((
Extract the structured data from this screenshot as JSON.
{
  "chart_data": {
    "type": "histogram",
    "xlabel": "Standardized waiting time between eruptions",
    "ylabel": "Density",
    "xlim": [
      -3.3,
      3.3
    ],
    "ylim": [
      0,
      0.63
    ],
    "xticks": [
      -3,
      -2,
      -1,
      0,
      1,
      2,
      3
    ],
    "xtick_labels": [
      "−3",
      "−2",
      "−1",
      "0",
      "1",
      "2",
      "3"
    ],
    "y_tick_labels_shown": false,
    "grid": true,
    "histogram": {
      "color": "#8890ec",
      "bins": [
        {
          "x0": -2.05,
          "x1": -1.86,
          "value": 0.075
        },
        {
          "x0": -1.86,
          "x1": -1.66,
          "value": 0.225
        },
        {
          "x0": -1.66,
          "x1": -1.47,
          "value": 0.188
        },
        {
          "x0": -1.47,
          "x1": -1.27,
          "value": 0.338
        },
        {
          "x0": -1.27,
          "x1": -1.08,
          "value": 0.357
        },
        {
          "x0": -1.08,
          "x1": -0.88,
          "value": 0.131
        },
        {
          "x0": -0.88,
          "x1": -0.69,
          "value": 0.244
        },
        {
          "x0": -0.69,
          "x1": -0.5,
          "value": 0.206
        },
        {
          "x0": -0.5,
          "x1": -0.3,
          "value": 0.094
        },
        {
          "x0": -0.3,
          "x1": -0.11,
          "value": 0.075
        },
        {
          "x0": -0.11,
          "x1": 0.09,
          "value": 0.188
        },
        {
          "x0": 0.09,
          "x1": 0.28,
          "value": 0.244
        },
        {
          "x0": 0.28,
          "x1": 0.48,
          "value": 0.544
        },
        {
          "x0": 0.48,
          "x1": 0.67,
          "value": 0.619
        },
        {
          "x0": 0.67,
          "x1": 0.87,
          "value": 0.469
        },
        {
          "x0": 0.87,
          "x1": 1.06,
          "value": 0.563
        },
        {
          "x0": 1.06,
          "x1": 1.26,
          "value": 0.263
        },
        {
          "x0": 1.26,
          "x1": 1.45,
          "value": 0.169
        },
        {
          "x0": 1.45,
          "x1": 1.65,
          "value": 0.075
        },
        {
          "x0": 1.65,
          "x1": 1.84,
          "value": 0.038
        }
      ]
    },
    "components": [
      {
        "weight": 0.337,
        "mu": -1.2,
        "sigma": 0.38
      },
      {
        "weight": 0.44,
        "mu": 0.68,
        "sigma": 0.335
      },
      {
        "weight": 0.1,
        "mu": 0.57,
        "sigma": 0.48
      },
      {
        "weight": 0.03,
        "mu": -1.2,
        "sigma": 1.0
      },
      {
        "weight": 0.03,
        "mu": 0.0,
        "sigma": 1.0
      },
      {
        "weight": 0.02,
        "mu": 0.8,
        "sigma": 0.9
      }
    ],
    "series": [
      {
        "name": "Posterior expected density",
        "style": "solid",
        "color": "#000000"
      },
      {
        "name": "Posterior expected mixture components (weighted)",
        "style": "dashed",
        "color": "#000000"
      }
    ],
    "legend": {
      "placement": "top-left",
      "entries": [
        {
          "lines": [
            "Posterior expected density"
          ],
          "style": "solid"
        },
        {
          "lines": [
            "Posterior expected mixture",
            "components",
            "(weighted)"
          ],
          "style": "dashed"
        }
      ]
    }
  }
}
))
(The exercise):
Show all lines from the listing above in which "expected" appears.

(Final result):
        "name": "Posterior expected density",
        "name": "Posterior expected mixture components (weighted)",
            "Posterior expected density"
            "Posterior expected mixture",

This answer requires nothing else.